# start of Recorded data

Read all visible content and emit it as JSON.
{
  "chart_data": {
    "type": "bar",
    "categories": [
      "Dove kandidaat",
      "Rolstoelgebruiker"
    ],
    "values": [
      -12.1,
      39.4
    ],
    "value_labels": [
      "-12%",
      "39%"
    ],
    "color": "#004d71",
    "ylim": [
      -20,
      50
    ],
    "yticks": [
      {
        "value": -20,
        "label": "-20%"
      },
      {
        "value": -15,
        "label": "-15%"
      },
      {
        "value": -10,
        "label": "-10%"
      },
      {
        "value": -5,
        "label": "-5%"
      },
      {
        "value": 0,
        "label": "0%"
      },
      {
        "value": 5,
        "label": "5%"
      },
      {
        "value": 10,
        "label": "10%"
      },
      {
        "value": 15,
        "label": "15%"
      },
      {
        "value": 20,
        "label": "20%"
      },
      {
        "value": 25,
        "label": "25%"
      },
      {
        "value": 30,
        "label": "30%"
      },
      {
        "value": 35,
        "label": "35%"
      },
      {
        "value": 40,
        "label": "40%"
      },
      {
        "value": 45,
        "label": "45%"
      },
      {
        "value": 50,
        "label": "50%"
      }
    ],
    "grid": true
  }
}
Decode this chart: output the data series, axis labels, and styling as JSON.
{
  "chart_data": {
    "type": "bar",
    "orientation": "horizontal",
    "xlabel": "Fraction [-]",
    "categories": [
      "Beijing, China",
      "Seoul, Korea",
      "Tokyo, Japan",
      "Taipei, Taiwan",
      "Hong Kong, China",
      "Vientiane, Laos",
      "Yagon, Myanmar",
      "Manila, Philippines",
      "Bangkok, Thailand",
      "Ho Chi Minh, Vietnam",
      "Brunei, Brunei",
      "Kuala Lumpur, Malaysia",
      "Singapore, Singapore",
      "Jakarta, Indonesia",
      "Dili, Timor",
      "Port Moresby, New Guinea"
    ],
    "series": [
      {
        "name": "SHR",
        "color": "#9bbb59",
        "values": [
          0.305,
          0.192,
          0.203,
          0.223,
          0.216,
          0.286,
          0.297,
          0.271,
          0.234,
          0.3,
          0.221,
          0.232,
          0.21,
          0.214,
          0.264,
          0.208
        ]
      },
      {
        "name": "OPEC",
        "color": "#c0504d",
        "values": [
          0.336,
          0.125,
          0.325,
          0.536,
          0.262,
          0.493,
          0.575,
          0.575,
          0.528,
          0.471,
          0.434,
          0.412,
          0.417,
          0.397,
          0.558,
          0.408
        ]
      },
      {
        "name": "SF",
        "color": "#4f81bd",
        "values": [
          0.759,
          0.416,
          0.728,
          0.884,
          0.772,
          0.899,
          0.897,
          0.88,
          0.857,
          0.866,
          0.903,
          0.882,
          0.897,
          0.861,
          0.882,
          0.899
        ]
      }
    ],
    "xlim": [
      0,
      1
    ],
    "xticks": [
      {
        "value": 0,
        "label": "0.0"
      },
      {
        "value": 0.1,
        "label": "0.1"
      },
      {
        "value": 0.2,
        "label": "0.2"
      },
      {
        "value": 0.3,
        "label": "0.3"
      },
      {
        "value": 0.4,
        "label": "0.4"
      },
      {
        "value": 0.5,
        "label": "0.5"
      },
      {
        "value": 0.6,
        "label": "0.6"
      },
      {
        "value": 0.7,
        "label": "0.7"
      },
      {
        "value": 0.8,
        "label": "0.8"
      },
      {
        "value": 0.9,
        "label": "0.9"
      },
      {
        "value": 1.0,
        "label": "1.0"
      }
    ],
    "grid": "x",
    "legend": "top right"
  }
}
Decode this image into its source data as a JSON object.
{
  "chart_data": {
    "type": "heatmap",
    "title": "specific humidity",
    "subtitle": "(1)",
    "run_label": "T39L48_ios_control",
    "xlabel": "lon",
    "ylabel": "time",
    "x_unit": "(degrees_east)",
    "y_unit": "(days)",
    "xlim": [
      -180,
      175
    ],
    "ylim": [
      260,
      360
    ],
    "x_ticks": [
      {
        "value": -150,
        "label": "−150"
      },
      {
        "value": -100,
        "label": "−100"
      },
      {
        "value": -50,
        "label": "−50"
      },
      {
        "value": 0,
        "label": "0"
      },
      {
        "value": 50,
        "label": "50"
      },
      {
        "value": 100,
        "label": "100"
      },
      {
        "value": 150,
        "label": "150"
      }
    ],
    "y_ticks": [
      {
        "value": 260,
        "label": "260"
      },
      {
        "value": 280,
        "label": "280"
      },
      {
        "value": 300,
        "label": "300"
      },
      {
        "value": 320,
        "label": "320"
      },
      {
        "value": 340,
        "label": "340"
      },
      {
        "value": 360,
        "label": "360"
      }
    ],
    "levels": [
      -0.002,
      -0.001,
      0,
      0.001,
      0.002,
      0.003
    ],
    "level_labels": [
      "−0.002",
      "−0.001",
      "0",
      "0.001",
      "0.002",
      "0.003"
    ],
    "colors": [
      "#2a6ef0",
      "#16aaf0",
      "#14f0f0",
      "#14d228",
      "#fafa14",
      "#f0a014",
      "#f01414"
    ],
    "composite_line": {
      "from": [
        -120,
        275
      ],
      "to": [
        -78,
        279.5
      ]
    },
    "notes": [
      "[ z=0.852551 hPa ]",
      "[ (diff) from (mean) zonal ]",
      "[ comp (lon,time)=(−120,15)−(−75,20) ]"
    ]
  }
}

# end of Recorded data

» **Required task**
Print every line of the records exactly. Omit nothing.

» **Result of the exercise**
Read all visible content and emit it as JSON.
{
  "chart_data": {
    "type": "bar",
    "categories": [
      "Dove kandidaat",
      "Rolstoelgebruiker"
    ],
    "values": [
      -12.1,
      39.4
    ],
    "value_labels": [
      "-12%",
      "39%"
    ],
    "color": "#004d71",
    "ylim": [
      -20,
      50
    ],
    "yticks": [
      {
        "value": -20,
        "label": "-20%"
      },
      {
        "value": -15,
        "label": "-15%"
      },
      {
        "value": -10,
        "label": "-10%"
      },
      {
        "value": -5,
        "label": "-5%"
      },
      {
        "value": 0,
        "label": "0%"
      },
      {
        "value": 5,
        "label": "5%"
      },
      {
        "value": 10,
        "label": "10%"
      },
      {
        "value": 15,
        "label": "15%"
      },
      {
        "value": 20,
        "label": "20%"
      },
      {
        "value": 25,
        "label": "25%"
      },
      {
        "value": 30,
        "label": "30%"
      },
      {
        "value": 35,
        "label": "35%"
      },
      {
        "value": 40,
        "label": "40%"
      },
      {
        "value": 45,
        "label": "45%"
      },
      {
        "value": 50,
        "label": "50%"
      }
    ],
    "grid": true
  }
}
Decode this chart: output the data series, axis labels, and styling as JSON.
{
  "chart_data": {
    "type": "bar",
    "orientation": "horizontal",
    "xlabel": "Fraction [-]",
    "categories": [
      "Beijing, China",
      "Seoul, Korea",
      "Tokyo, Japan",
      "Taipei, Taiwan",
      "Hong Kong, China",
      "Vientiane, Laos",
      "Yagon, Myanmar",
      "Manila, Philippines",
      "Bangkok, Thailand",
      "Ho Chi Minh, Vietnam",
      "Brunei, Brunei",
      "Kuala Lumpur, Malaysia",
      "Singapore, Singapore",
      "Jakarta, Indonesia",
      "Dili, Timor",
      "Port Moresby, New Guinea"
    ],
    "series": [
      {
        "name": "SHR",
        "color": "#9bbb59",
        "values": [
          0.305,
          0.192,
          0.203,
          0.223,
          0.216,
          0.286,
          0.297,
          0.271,
          0.234,
          0.3,
          0.221,
          0.232,
          0.21,
          0.214,
          0.264,
          0.208
        ]
      },
      {
        "name": "OPEC",
        "color": "#c0504d",
        "values": [
          0.336,
          0.125,
          0.325,
          0.536,
          0.262,
          0.493,
          0.575,
          0.575,
          0.528,
          0.471,
          0.434,
          0.412,
          0.417,
          0.397,
          0.558,
          0.408
        ]
      },
      {
        "name": "SF",
        "color": "#4f81bd",
        "values": [
          0.759,
          0.416,
          0.728,
          0.884,
          0.772,
          0.899,
          0.897,
          0.88,
          0.857,
          0.866,
          0.903,
          0.882,
          0.897,
          0.861,
          0.882,
          0.899
        ]
      }
    ],
    "xlim": [
      0,
      1
    ],
    "xticks": [
      {
        "value": 0,
        "label": "0.0"
      },
      {
        "value": 0.1,
        "label": "0.1"
      },
      {
        "value": 0.2,
        "label": "0.2"
      },
      {
        "value": 0.3,
        "label": "0.3"
      },
      {
        "value": 0.4,
        "label": "0.4"
      },
      {
        "value": 0.5,
        "label": "0.5"
      },
      {
        "value": 0.6,
        "label": "0.6"
      },
      {
        "value": 0.7,
        "label": "0.7"
      },
      {
        "value": 0.8,
        "label": "0.8"
      },
      {
        "value": 0.9,
        "label": "0.9"
      },
      {
        "value": 1.0,
        "label": "1.0"
      }
    ],
    "grid": "x",
    "legend": "top right"
  }
}
Decode this image into its source data as a JSON object.
{
  "chart_data": {
    "type": "heatmap",
    "title": "specific humidity",
    "subtitle": "(1)",
    "run_label": "T39L48_ios_control",
    "xlabel": "lon",
    "ylabel": "time",
    "x_unit": "(degrees_east)",
    "y_unit": "(days)",
    "xlim": [
      -180,
      175
    ],
    "ylim": [
      260,
      360
    ],
    "x_ticks": [
      {
        "value": -150,
        "label": "−150"
      },
      {
        "value": -100,
        "label": "−100"
      },
      {
        "value": -50,
        "label": "−50"
      },
      {
        "value": 0,
        "label": "0"
      },
      {
        "value": 50,
        "label": "50"
      },
      {
        "value": 100,
        "label": "100"
      },
      {
        "value": 150,
        "label": "150"
      }
    ],
    "y_ticks": [
      {
        "value": 260,
        "label": "260"
      },
      {
        "value": 280,
        "label": "280"
      },
      {
        "value": 300,
        "label": "300"
      },
      {
        "value": 320,
        "label": "320"
      },
      {
        "value": 340,
        "label": "340"
      },
      {
        "value": 360,
        "label": "360"
      }
    ],
    "levels": [
      -0.002,
      -0.001,
      0,
      0.001,
      0.002,
      0.003
    ],
    "level_labels": [
      "−0.002",
      "−0.001",
      "0",
      "0.001",
      "0.002",
      "0.003"
    ],
    "colors": [
      "#2a6ef0",
      "#16aaf0",
      "#14f0f0",
      "#14d228",
      "#fafa14",
      "#f0a014",
      "#f01414"
    ],
    "composite_line": {
      "from": [
        -120,
        275
      ],
      "to": [
        -78,
        279.5
      ]
    },
    "notes": [
      "[ z=0.852551 hPa ]",
      "[ (diff) from (mean) zonal ]",
      "[ comp (lon,time)=(−120,15)−(−75,20) ]"
    ]
  }
}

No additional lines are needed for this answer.